**Your task**
Find how many lines in the data below mention "Pinsel". Give the number only.

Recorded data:

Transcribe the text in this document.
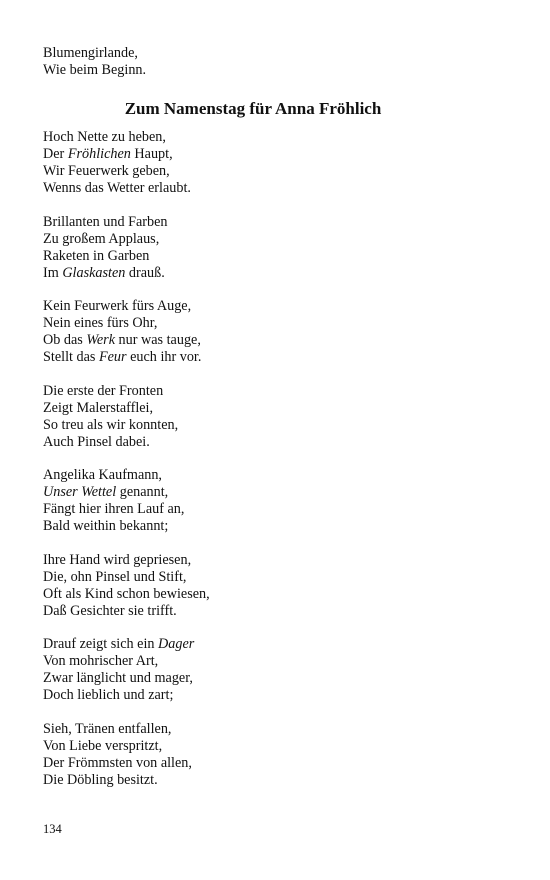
Blumengirlande,
Wie beim Beginn.
Zum Namenstag für Anna Fröhlich
Hoch Nette zu heben,
Der Fröhlichen Haupt,
Wir Feuerwerk geben,
Wenns das Wetter erlaubt.
Brillanten und Farben
Zu großem Applaus,
Raketen in Garben
Im Glaskasten drauß.
Kein Feurwerk fürs Auge,
Nein eines fürs Ohr,
Ob das Werk nur was tauge,
Stellt das Feur euch ihr vor.
Die erste der Fronten
Zeigt Malerstafflei,
So treu als wir konnten,
Auch Pinsel dabei.
Angelika Kaufmann,
Unser Wettel genannt,
Fängt hier ihren Lauf an,
Bald weithin bekannt;
Ihre Hand wird gepriesen,
Die, ohn Pinsel und Stift,
Oft als Kind schon bewiesen,
Daß Gesichter sie trifft.
Drauf zeigt sich ein Dager
Von mohrischer Art,
Zwar länglicht und mager,
Doch lieblich und zart;
Sieh, Tränen entfallen,
Von Liebe verspritzt,
Der Frömmsten von allen,
Die Döbling besitzt.
134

**Worked solution**
2